REQUIRED TASK:
Reproduce this listing in full.

GIVEN INFORMATION:
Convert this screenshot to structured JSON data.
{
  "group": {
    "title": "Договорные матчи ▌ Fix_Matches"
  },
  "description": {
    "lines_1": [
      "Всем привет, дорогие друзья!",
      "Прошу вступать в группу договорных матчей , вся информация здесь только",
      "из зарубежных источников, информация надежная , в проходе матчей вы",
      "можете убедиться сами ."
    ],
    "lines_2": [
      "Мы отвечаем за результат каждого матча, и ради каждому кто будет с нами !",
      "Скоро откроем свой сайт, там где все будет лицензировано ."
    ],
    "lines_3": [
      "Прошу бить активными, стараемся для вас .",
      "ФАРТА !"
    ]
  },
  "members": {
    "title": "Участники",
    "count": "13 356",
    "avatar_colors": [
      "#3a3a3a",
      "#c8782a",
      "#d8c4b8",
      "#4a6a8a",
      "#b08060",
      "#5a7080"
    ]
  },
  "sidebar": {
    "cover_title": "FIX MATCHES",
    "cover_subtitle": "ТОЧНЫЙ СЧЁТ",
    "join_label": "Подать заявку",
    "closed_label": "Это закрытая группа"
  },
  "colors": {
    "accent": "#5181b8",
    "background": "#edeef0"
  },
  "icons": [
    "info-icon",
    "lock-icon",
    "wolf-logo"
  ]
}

FINAL RESULT:
Convert this screenshot to structured JSON data.
{
  "group": {
    "title": "Договорные матчи ▌ Fix_Matches"
  },
  "description": {
    "lines_1": [
      "Всем привет, дорогие друзья!",
      "Прошу вступать в группу договорных матчей , вся информация здесь только",
      "из зарубежных источников, информация надежная , в проходе матчей вы",
      "можете убедиться сами ."
    ],
    "lines_2": [
      "Мы отвечаем за результат каждого матча, и ради каждому кто будет с нами !",
      "Скоро откроем свой сайт, там где все будет лицензировано ."
    ],
    "lines_3": [
      "Прошу бить активными, стараемся для вас .",
      "ФАРТА !"
    ]
  },
  "members": {
    "title": "Участники",
    "count": "13 356",
    "avatar_colors": [
      "#3a3a3a",
      "#c8782a",
      "#d8c4b8",
      "#4a6a8a",
      "#b08060",
      "#5a7080"
    ]
  },
  "sidebar": {
    "cover_title": "FIX MATCHES",
    "cover_subtitle": "ТОЧНЫЙ СЧЁТ",
    "join_label": "Подать заявку",
    "closed_label": "Это закрытая группа"
  },
  "colors": {
    "accent": "#5181b8",
    "background": "#edeef0"
  },
  "icons": [
    "info-icon",
    "lock-icon",
    "wolf-logo"
  ]
}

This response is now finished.